◆ OBJECTIVE: Copy each line of the entries that contains the word "style".

Dataset rows about figures
***

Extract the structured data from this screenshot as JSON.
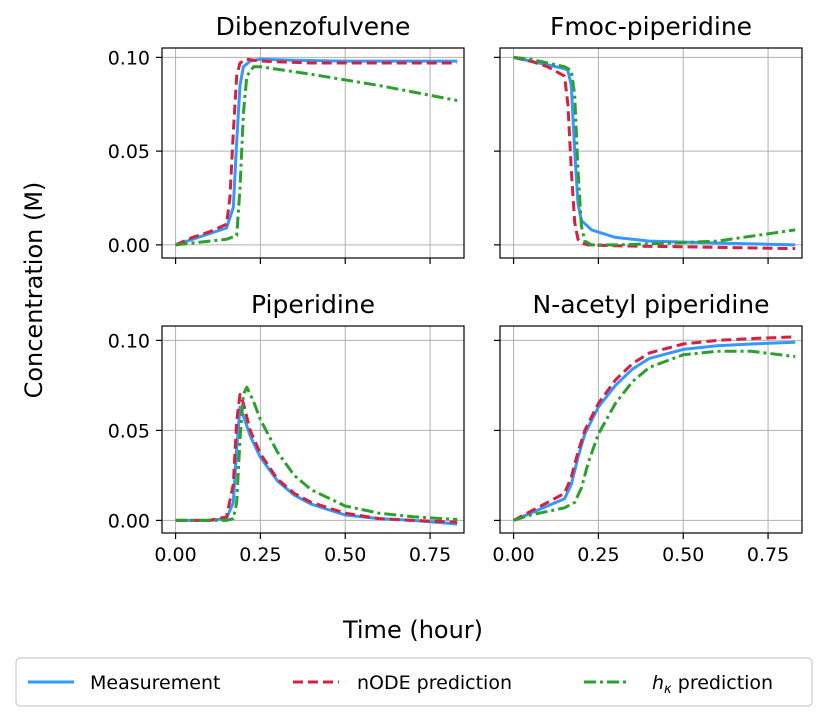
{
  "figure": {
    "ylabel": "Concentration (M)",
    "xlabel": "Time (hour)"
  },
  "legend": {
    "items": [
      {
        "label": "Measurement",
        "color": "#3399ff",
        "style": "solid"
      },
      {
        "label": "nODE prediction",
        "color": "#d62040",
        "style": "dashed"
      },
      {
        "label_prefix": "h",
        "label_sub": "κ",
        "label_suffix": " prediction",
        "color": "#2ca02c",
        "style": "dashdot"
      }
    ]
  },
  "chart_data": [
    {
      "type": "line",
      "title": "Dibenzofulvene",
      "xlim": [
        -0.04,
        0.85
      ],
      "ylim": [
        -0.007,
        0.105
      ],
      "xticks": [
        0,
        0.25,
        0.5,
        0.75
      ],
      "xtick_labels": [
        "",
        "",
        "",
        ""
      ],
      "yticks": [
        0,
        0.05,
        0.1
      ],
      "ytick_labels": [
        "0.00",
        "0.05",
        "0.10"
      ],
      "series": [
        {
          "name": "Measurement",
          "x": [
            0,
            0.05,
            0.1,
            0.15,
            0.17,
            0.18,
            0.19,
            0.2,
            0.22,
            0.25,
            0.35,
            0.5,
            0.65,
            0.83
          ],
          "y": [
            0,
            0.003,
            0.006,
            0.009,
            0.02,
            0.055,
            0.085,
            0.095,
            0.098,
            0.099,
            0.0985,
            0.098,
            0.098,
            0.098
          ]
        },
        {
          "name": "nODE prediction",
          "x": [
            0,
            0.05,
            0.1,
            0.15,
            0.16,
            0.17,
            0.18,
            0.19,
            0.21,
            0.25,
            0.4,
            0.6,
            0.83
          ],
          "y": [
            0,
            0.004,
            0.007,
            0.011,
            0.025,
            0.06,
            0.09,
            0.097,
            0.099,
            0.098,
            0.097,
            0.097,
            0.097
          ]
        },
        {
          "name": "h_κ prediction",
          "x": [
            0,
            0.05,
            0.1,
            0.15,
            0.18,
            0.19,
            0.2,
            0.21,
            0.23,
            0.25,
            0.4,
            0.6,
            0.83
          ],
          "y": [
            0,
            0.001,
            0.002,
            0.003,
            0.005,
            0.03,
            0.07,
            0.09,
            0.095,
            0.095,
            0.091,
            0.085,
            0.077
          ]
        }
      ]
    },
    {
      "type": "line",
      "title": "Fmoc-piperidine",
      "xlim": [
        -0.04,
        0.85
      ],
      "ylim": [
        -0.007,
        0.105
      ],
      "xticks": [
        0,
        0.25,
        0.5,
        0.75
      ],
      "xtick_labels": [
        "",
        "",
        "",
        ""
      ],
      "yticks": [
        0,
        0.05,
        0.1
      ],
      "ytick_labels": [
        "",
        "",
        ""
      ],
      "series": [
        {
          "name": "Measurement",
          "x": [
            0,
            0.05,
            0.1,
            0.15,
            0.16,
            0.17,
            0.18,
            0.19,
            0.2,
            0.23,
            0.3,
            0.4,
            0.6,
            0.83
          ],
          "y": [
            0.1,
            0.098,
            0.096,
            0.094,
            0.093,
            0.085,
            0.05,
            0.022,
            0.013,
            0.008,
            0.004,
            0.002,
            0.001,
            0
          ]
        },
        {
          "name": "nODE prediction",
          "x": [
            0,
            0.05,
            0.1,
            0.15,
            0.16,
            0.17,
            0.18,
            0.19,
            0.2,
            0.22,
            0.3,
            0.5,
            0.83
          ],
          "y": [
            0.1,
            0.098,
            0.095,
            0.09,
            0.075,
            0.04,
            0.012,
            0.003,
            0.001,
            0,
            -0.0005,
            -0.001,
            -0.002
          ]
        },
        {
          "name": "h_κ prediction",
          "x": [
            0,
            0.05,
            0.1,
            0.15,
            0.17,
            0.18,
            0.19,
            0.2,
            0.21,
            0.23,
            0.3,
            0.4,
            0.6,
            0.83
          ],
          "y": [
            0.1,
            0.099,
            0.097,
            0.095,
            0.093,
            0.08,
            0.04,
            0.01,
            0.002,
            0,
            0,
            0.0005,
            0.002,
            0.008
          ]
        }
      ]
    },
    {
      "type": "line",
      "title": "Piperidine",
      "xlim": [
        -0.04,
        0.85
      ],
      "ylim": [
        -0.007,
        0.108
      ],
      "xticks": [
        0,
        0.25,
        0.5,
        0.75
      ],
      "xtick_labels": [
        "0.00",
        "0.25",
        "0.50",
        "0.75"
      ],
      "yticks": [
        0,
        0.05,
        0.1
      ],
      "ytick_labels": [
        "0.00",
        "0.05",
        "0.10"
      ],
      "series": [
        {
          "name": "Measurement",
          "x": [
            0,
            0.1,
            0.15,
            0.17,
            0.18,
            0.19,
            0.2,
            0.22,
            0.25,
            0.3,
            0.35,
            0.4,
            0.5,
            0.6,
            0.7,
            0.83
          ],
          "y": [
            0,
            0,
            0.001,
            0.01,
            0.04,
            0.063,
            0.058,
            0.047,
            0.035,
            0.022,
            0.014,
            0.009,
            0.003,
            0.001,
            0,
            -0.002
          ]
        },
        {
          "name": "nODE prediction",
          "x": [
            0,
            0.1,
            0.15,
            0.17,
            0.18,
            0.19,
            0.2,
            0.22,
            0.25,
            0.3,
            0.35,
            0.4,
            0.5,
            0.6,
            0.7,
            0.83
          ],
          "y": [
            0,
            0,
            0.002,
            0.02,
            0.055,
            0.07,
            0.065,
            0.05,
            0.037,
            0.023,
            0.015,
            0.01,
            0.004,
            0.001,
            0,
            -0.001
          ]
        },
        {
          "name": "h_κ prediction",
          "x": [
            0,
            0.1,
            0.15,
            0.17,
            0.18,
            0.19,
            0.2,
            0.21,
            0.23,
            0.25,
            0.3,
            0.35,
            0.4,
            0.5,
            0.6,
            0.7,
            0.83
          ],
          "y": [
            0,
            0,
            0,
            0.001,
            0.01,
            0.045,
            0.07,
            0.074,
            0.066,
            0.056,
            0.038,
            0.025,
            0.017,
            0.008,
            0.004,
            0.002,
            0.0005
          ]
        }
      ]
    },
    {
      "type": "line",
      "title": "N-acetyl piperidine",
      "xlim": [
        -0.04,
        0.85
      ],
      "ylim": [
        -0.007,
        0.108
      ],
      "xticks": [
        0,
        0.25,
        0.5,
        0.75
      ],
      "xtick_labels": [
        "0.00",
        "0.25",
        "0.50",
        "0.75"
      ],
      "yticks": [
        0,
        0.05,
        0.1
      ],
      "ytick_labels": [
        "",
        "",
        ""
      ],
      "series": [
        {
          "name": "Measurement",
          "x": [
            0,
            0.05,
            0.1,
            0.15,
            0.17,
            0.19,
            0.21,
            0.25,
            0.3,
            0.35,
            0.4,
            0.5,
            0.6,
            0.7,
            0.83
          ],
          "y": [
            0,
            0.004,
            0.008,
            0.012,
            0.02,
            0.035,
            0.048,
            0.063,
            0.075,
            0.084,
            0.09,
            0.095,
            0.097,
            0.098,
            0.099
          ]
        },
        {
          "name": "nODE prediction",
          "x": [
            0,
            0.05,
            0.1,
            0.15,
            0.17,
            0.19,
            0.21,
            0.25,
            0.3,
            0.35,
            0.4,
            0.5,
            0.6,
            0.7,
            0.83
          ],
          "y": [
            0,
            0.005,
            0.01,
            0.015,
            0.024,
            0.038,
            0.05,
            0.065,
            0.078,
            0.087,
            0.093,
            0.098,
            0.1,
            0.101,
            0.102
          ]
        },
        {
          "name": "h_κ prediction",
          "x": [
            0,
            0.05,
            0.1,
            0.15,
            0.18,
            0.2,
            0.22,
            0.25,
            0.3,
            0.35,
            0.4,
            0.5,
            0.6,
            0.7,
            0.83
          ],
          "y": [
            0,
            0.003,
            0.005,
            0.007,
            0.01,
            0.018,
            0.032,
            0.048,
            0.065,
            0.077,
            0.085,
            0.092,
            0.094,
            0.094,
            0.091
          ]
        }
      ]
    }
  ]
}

***

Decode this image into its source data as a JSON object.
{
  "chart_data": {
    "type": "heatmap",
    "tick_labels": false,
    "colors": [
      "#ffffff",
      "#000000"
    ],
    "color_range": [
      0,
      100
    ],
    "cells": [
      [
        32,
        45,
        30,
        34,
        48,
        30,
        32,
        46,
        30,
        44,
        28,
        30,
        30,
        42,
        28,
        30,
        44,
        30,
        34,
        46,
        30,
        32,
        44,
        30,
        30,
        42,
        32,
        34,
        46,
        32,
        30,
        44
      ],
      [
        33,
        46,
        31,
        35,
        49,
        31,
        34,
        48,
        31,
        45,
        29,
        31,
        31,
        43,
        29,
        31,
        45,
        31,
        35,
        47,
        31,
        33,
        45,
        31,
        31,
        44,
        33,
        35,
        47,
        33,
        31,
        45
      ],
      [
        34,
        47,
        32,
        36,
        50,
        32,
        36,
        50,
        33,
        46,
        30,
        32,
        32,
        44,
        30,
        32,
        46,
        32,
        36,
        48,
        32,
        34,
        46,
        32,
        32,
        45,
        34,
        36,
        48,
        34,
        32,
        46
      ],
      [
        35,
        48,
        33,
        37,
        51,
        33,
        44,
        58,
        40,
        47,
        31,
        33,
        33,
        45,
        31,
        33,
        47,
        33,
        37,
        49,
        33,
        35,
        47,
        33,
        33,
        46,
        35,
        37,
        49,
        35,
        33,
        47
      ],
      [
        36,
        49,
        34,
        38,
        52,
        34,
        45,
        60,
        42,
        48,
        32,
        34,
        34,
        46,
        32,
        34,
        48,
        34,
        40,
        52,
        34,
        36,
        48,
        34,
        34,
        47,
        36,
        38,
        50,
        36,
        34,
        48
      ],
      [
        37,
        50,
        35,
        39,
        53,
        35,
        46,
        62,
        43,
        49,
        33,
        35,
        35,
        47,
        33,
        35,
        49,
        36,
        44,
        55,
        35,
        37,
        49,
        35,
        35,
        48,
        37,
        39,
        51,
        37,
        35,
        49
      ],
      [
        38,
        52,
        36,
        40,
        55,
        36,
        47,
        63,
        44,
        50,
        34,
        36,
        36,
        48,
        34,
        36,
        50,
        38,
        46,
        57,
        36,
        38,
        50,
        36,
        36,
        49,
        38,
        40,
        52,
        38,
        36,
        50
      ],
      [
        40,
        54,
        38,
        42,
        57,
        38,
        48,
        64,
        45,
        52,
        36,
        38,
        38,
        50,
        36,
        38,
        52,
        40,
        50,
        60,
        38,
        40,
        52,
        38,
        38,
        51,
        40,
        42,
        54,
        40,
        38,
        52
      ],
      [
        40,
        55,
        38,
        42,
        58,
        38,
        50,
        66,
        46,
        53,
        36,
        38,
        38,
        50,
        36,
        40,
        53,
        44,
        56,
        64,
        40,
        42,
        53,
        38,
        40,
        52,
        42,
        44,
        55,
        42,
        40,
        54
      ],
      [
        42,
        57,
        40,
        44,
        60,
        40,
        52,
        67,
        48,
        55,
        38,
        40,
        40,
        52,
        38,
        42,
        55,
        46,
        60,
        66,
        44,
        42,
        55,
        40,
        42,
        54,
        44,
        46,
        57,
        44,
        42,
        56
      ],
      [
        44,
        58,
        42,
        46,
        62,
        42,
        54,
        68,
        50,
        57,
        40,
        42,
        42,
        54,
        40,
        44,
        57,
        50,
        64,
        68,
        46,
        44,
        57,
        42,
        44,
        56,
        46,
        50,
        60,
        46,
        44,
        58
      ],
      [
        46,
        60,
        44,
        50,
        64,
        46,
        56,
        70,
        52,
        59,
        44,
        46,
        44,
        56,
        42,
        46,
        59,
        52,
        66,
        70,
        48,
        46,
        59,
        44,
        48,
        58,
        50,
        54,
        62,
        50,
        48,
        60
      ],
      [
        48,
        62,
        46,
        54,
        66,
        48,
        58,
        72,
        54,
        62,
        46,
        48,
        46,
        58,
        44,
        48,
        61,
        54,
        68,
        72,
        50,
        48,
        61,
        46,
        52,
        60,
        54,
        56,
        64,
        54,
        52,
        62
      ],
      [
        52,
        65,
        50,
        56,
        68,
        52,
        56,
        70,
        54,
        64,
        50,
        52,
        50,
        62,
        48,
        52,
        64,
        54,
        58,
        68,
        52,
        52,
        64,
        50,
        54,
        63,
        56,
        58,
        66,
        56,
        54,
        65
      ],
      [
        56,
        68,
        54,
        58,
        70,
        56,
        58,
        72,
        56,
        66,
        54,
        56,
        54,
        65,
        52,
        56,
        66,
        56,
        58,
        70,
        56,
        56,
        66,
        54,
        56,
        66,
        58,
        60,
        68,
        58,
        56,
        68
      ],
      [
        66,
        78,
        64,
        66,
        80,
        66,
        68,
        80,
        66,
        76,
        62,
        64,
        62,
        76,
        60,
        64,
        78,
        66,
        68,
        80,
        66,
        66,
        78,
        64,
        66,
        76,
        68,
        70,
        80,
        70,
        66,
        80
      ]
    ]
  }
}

***

◆ TASK OUTPUT:
        "style": "solid"
        "style": "dashed"
        "style": "dashdot"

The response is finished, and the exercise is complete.